__Task description__. Copy the lines holding the word "this", all of them.

•••••

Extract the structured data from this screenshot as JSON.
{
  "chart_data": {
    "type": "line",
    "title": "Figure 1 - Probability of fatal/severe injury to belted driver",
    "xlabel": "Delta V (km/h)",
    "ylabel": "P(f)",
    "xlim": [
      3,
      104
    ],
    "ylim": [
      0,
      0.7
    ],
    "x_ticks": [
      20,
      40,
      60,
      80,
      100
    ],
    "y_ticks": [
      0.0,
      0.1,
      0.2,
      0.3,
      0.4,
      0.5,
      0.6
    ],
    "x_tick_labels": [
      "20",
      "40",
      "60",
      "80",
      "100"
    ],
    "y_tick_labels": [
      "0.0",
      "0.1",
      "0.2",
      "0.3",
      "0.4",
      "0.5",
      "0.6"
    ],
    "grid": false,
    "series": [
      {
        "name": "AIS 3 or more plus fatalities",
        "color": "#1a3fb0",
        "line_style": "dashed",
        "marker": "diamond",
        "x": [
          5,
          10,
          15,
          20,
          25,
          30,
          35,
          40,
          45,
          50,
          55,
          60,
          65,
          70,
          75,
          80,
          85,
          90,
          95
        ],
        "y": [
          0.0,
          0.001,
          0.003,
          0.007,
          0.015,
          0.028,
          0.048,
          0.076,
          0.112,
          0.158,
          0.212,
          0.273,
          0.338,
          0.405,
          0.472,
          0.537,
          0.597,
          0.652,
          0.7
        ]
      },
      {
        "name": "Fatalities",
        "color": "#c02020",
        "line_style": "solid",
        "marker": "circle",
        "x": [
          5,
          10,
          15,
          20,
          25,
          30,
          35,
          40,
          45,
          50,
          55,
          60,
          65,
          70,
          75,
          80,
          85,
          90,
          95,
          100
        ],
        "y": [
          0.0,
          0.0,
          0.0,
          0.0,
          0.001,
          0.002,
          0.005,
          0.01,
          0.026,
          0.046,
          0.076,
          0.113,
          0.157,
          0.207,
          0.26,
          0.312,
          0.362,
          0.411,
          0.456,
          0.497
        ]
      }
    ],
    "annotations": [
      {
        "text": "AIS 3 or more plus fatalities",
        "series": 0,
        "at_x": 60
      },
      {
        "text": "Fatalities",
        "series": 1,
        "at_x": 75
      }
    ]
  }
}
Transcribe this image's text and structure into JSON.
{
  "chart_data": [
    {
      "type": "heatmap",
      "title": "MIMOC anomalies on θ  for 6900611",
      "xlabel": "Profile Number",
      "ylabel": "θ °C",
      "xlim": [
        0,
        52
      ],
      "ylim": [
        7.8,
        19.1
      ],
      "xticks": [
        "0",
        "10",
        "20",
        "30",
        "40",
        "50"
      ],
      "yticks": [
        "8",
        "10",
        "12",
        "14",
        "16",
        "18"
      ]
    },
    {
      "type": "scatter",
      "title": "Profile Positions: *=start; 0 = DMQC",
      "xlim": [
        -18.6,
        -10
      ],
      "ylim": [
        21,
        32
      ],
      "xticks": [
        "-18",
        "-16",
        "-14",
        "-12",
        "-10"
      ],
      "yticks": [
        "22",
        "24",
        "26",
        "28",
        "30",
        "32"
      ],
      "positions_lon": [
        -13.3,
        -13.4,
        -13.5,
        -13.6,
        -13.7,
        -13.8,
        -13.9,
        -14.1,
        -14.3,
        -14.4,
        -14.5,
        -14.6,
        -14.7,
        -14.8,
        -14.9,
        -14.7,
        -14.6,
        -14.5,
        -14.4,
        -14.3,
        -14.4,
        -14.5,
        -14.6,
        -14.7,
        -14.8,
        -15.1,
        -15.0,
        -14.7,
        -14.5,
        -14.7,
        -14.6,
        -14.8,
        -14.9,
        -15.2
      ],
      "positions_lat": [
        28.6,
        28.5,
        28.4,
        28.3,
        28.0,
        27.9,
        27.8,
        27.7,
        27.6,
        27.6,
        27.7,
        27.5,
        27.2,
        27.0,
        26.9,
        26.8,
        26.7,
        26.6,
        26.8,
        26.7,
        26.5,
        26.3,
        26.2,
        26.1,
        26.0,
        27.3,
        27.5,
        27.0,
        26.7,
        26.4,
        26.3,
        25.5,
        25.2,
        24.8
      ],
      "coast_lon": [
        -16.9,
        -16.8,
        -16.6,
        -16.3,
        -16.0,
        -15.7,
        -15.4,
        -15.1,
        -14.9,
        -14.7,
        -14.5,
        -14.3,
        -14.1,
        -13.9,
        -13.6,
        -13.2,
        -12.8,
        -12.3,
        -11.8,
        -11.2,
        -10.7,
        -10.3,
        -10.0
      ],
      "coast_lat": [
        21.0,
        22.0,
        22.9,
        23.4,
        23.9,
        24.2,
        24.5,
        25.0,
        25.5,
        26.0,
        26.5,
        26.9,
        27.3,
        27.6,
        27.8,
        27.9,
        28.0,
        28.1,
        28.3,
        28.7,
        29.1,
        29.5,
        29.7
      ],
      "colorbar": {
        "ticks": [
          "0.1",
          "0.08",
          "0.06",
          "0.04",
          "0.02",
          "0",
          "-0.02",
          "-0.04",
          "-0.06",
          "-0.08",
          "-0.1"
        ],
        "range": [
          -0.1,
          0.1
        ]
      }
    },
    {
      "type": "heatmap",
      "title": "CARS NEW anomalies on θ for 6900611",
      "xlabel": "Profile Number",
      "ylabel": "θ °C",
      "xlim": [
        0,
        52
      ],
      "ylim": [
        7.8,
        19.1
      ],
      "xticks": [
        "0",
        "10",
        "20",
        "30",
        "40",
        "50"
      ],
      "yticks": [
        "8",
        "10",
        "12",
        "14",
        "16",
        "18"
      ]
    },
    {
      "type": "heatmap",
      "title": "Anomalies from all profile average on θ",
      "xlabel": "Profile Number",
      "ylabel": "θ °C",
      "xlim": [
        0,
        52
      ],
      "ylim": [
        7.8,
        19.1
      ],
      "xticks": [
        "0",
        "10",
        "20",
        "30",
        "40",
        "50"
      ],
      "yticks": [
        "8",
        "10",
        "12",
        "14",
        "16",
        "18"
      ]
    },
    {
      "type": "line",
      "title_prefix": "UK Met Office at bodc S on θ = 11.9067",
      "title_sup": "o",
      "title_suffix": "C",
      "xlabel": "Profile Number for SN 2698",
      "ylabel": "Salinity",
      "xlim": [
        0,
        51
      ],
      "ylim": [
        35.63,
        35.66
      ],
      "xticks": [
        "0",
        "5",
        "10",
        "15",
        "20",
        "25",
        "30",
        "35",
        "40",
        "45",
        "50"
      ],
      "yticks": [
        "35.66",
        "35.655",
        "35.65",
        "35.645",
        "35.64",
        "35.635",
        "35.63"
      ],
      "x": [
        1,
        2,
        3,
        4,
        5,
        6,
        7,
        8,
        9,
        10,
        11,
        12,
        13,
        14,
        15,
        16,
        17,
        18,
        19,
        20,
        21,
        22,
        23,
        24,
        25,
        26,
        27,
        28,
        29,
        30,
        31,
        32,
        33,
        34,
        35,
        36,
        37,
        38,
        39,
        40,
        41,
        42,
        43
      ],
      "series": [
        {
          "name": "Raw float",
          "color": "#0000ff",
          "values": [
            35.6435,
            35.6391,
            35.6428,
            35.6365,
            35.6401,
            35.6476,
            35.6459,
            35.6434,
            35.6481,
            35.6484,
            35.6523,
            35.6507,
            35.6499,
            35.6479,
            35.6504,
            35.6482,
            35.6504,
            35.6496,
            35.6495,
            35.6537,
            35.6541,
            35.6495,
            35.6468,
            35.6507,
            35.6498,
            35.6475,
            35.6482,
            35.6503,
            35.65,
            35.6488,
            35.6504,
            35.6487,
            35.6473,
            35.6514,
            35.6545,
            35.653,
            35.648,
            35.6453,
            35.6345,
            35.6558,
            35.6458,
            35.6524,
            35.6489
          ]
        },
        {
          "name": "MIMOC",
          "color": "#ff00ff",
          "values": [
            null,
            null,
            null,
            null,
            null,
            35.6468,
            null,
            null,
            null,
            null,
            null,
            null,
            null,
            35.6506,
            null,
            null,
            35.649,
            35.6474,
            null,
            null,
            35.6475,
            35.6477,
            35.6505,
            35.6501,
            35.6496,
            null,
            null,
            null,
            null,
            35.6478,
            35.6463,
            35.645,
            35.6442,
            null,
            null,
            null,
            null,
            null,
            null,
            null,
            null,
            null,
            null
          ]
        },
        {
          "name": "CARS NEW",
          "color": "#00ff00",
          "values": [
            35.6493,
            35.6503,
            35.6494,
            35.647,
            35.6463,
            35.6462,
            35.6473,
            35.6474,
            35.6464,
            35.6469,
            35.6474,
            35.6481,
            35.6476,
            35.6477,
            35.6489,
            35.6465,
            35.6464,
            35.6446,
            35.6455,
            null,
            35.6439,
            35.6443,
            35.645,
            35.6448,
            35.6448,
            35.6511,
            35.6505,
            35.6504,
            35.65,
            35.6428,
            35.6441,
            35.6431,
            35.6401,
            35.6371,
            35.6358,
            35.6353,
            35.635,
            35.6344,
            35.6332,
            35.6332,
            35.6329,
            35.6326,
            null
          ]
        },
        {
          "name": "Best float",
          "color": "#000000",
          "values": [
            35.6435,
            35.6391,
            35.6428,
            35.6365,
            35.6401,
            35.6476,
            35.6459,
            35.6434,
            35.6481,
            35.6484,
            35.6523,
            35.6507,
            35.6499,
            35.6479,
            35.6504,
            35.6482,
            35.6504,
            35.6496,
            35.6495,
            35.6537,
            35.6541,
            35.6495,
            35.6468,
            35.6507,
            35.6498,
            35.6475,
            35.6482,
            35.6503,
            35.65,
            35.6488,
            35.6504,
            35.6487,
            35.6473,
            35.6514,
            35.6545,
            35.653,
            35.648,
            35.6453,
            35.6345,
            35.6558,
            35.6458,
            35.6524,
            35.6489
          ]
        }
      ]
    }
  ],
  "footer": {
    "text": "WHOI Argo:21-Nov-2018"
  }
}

•••••

__Written reply__.
Extract the structured data from this screenshot as JSON.
Transcribe this image's text and structure into JSON.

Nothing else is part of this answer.